Make an exact copy of all the data.

☆ ☆ ☆

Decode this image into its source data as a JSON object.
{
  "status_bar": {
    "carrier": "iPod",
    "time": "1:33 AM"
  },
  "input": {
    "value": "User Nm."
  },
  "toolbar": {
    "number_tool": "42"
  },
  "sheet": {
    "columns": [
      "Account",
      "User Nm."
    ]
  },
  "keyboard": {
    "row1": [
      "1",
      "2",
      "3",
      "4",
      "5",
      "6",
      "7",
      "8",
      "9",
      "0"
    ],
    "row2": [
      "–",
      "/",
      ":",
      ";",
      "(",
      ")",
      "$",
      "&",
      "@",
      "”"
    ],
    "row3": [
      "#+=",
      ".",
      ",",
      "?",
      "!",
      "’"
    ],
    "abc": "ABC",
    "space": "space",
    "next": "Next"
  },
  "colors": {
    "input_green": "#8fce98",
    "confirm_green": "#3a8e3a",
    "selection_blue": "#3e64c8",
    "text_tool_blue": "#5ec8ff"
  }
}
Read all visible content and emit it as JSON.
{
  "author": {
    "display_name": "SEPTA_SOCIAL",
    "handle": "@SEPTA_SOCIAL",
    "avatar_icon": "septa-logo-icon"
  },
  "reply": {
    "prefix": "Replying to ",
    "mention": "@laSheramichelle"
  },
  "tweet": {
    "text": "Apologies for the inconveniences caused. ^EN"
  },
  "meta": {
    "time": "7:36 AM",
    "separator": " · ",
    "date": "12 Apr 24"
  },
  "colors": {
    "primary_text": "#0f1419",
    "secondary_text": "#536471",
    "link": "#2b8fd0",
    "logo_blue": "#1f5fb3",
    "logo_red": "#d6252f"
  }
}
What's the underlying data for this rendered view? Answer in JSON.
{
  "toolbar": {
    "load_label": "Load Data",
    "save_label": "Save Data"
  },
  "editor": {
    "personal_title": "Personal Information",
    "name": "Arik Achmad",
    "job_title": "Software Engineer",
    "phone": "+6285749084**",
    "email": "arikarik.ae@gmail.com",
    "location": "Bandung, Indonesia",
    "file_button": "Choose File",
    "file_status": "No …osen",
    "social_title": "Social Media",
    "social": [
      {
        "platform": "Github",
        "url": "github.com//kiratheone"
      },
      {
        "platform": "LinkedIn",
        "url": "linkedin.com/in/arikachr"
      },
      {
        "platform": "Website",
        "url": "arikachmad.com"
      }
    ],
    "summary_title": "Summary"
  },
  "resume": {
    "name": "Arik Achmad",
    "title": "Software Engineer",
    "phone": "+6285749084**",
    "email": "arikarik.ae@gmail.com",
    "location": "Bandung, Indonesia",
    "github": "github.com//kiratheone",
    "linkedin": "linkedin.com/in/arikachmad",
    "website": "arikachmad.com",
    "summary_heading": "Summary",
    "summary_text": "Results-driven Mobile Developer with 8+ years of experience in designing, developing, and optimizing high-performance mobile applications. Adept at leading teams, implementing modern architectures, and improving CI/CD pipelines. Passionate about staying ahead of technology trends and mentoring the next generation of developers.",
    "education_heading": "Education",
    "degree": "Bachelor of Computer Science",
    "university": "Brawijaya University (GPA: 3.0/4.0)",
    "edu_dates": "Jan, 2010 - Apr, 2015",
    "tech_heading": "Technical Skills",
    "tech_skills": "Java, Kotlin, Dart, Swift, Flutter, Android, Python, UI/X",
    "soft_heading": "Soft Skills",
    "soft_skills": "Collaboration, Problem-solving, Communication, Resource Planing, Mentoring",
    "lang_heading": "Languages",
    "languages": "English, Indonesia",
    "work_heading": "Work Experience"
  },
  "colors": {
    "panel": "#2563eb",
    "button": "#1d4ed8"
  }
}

☆ ☆ ☆

### TASK RESULT
Decode this image into its source data as a JSON object.
{
  "status_bar": {
    "carrier": "iPod",
    "time": "1:33 AM"
  },
  "input": {
    "value": "User Nm."
  },
  "toolbar": {
    "number_tool": "42"
  },
  "sheet": {
    "columns": [
      "Account",
      "User Nm."
    ]
  },
  "keyboard": {
    "row1": [
      "1",
      "2",
      "3",
      "4",
      "5",
      "6",
      "7",
      "8",
      "9",
      "0"
    ],
    "row2": [
      "–",
      "/",
      ":",
      ";",
      "(",
      ")",
      "$",
      "&",
      "@",
      "”"
    ],
    "row3": [
      "#+=",
      ".",
      ",",
      "?",
      "!",
      "’"
    ],
    "abc": "ABC",
    "space": "space",
    "next": "Next"
  },
  "colors": {
    "input_green": "#8fce98",
    "confirm_green": "#3a8e3a",
    "selection_blue": "#3e64c8",
    "text_tool_blue": "#5ec8ff"
  }
}
Read all visible content and emit it as JSON.
{
  "author": {
    "display_name": "SEPTA_SOCIAL",
    "handle": "@SEPTA_SOCIAL",
    "avatar_icon": "septa-logo-icon"
  },
  "reply": {
    "prefix": "Replying to ",
    "mention": "@laSheramichelle"
  },
  "tweet": {
    "text": "Apologies for the inconveniences caused. ^EN"
  },
  "meta": {
    "time": "7:36 AM",
    "separator": " · ",
    "date": "12 Apr 24"
  },
  "colors": {
    "primary_text": "#0f1419",
    "secondary_text": "#536471",
    "link": "#2b8fd0",
    "logo_blue": "#1f5fb3",
    "logo_red": "#d6252f"
  }
}
What's the underlying data for this rendered view? Answer in JSON.
{
  "toolbar": {
    "load_label": "Load Data",
    "save_label": "Save Data"
  },
  "editor": {
    "personal_title": "Personal Information",
    "name": "Arik Achmad",
    "job_title": "Software Engineer",
    "phone": "+6285749084**",
    "email": "arikarik.ae@gmail.com",
    "location": "Bandung, Indonesia",
    "file_button": "Choose File",
    "file_status": "No …osen",
    "social_title": "Social Media",
    "social": [
      {
        "platform": "Github",
        "url": "github.com//kiratheone"
      },
      {
        "platform": "LinkedIn",
        "url": "linkedin.com/in/arikachr"
      },
      {
        "platform": "Website",
        "url": "arikachmad.com"
      }
    ],
    "summary_title": "Summary"
  },
  "resume": {
    "name": "Arik Achmad",
    "title": "Software Engineer",
    "phone": "+6285749084**",
    "email": "arikarik.ae@gmail.com",
    "location": "Bandung, Indonesia",
    "github": "github.com//kiratheone",
    "linkedin": "linkedin.com/in/arikachmad",
    "website": "arikachmad.com",
    "summary_heading": "Summary",
    "summary_text": "Results-driven Mobile Developer with 8+ years of experience in designing, developing, and optimizing high-performance mobile applications. Adept at leading teams, implementing modern architectures, and improving CI/CD pipelines. Passionate about staying ahead of technology trends and mentoring the next generation of developers.",
    "education_heading": "Education",
    "degree": "Bachelor of Computer Science",
    "university": "Brawijaya University (GPA: 3.0/4.0)",
    "edu_dates": "Jan, 2010 - Apr, 2015",
    "tech_heading": "Technical Skills",
    "tech_skills": "Java, Kotlin, Dart, Swift, Flutter, Android, Python, UI/X",
    "soft_heading": "Soft Skills",
    "soft_skills": "Collaboration, Problem-solving, Communication, Resource Planing, Mentoring",
    "lang_heading": "Languages",
    "languages": "English, Indonesia",
    "work_heading": "Work Experience"
  },
  "colors": {
    "panel": "#2563eb",
    "button": "#1d4ed8"
  }
}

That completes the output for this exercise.